▶ **TASK OBJECTIVE**:
All records must be quoted exactly. Omit the pictures.

Stored records
★ ★ ★ ★ ★

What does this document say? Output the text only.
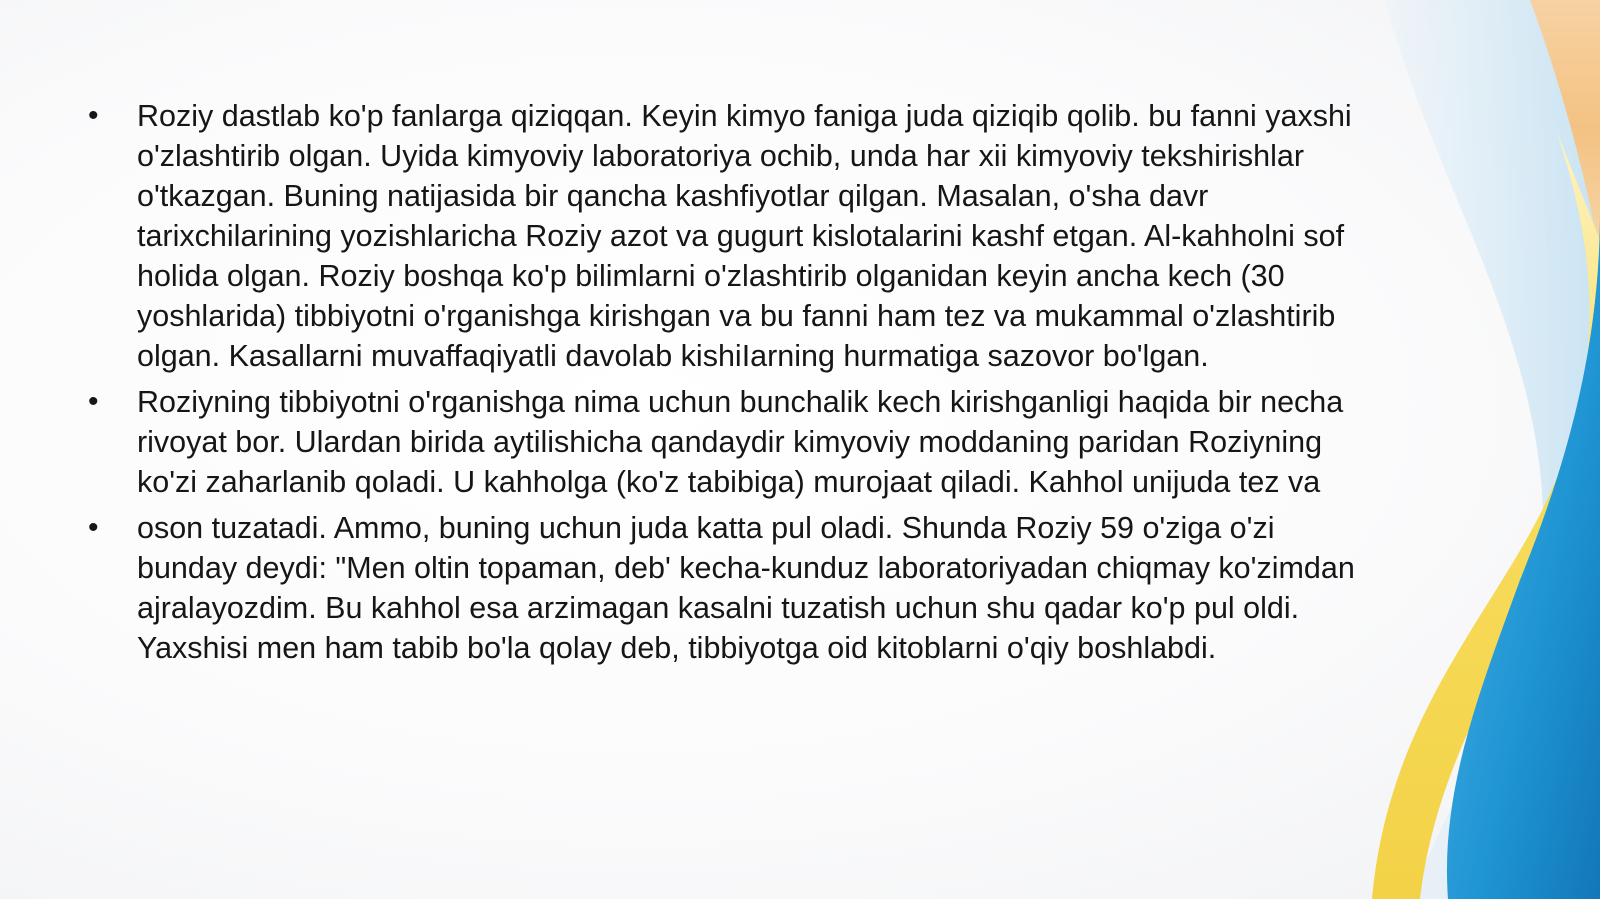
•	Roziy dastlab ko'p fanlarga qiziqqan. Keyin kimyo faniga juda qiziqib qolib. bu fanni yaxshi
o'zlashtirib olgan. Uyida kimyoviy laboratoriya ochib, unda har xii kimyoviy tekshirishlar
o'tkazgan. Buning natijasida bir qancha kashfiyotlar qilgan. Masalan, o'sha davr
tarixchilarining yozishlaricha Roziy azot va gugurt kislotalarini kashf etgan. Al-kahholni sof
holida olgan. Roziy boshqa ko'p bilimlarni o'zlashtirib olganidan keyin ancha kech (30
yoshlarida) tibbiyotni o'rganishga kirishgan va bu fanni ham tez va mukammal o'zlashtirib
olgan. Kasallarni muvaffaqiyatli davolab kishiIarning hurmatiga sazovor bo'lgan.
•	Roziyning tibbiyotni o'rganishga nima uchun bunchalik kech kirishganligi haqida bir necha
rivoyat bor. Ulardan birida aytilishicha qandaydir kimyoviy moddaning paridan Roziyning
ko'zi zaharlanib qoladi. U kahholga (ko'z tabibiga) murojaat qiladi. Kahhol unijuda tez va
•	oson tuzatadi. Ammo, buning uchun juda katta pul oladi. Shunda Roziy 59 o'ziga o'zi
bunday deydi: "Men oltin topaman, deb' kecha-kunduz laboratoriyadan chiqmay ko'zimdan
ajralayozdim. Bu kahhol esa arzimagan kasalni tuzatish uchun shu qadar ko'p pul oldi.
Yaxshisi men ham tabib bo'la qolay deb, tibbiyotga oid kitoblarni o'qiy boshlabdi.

★ ★ ★ ★ ★

▶ **COMPLETED TASK**:
What does this document say? Output the text only.
•	Roziy dastlab ko'p fanlarga qiziqqan. Keyin kimyo faniga juda qiziqib qolib. bu fanni yaxshi
o'zlashtirib olgan. Uyida kimyoviy laboratoriya ochib, unda har xii kimyoviy tekshirishlar
o'tkazgan. Buning natijasida bir qancha kashfiyotlar qilgan. Masalan, o'sha davr
tarixchilarining yozishlaricha Roziy azot va gugurt kislotalarini kashf etgan. Al-kahholni sof
holida olgan. Roziy boshqa ko'p bilimlarni o'zlashtirib olganidan keyin ancha kech (30
yoshlarida) tibbiyotni o'rganishga kirishgan va bu fanni ham tez va mukammal o'zlashtirib
olgan. Kasallarni muvaffaqiyatli davolab kishiIarning hurmatiga sazovor bo'lgan.
•	Roziyning tibbiyotni o'rganishga nima uchun bunchalik kech kirishganligi haqida bir necha
rivoyat bor. Ulardan birida aytilishicha qandaydir kimyoviy moddaning paridan Roziyning
ko'zi zaharlanib qoladi. U kahholga (ko'z tabibiga) murojaat qiladi. Kahhol unijuda tez va
•	oson tuzatadi. Ammo, buning uchun juda katta pul oladi. Shunda Roziy 59 o'ziga o'zi
bunday deydi: "Men oltin topaman, deb' kecha-kunduz laboratoriyadan chiqmay ko'zimdan
ajralayozdim. Bu kahhol esa arzimagan kasalni tuzatish uchun shu qadar ko'p pul oldi.
Yaxshisi men ham tabib bo'la qolay deb, tibbiyotga oid kitoblarni o'qiy boshlabdi.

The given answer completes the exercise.